━━━ Information provided
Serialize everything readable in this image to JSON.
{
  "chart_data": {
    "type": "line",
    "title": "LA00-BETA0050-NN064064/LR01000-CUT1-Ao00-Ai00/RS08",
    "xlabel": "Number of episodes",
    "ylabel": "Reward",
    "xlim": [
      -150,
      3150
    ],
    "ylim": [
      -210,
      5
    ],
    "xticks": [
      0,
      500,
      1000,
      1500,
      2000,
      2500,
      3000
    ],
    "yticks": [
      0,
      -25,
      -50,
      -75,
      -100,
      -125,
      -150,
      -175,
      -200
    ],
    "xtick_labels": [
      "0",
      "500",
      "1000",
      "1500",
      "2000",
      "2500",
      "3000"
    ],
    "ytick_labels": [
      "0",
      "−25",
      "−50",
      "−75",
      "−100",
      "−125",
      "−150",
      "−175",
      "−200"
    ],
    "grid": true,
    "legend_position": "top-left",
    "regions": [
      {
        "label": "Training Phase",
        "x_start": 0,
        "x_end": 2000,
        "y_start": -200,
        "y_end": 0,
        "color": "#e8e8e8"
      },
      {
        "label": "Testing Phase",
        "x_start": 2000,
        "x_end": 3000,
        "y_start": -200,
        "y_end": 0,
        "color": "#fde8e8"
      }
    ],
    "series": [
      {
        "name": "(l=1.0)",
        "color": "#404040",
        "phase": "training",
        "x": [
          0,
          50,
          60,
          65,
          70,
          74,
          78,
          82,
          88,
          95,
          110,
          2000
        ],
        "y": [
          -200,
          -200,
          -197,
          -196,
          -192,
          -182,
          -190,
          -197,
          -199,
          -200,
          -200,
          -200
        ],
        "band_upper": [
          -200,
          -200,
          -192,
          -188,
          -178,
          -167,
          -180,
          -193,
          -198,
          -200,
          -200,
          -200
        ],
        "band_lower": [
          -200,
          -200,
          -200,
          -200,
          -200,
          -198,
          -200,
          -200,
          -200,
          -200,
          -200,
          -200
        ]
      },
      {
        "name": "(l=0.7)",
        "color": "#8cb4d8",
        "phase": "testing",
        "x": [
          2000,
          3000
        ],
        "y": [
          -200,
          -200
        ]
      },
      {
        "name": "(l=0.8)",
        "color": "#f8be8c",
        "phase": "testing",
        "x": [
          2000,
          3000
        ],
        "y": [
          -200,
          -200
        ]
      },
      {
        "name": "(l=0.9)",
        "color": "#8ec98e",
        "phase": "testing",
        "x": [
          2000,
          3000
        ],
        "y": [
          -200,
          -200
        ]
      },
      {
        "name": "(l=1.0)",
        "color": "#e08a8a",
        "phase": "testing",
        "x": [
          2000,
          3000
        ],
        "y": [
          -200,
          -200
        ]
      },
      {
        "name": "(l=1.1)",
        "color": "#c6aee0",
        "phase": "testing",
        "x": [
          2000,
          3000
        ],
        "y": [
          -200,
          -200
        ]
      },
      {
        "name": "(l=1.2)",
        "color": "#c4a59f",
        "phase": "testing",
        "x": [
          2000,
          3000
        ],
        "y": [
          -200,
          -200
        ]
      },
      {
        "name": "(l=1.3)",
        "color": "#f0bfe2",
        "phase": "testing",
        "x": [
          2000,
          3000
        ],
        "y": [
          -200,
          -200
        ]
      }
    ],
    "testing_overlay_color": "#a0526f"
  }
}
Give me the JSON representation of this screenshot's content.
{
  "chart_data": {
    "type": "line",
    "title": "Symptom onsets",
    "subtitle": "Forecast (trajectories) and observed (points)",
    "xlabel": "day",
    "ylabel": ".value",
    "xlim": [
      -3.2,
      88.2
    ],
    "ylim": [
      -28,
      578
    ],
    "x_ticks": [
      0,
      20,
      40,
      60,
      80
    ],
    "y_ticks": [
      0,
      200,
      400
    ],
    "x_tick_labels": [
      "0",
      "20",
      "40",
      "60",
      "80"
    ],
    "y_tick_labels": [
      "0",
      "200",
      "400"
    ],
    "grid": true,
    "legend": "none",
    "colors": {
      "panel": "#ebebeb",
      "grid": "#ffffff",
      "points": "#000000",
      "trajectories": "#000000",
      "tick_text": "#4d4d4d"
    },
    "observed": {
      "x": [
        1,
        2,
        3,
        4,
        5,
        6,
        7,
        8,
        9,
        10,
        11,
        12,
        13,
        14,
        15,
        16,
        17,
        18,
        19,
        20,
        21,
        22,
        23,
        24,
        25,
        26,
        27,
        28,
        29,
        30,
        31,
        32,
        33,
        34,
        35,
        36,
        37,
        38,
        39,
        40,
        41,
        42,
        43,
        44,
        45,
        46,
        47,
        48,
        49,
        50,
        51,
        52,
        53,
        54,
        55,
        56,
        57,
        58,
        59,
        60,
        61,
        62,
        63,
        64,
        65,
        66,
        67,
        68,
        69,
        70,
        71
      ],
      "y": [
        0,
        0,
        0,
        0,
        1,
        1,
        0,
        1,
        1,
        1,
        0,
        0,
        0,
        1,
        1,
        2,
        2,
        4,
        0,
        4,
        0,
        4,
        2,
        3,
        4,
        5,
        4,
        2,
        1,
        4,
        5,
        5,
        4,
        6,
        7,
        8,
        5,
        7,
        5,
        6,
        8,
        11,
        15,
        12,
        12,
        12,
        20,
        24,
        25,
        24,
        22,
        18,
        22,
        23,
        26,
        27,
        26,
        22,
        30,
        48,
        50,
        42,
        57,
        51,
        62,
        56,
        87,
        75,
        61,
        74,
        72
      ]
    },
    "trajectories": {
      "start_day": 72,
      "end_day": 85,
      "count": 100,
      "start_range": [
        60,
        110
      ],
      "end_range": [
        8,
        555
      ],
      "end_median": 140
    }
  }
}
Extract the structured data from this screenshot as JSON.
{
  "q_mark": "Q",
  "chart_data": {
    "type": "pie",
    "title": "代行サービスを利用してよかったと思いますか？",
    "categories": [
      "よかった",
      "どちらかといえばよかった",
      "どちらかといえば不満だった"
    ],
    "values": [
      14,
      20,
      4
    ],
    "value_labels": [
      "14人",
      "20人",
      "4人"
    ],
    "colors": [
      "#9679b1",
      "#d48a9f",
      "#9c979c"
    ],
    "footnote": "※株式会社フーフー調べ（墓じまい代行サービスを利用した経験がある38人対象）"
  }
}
━━━━━━
▶ [Brief]
Read through the lines above and collect those that contain the string "observed".

▶ [Complete response]
    "subtitle": "Forecast (trajectories) and observed (points)",
    "observed": {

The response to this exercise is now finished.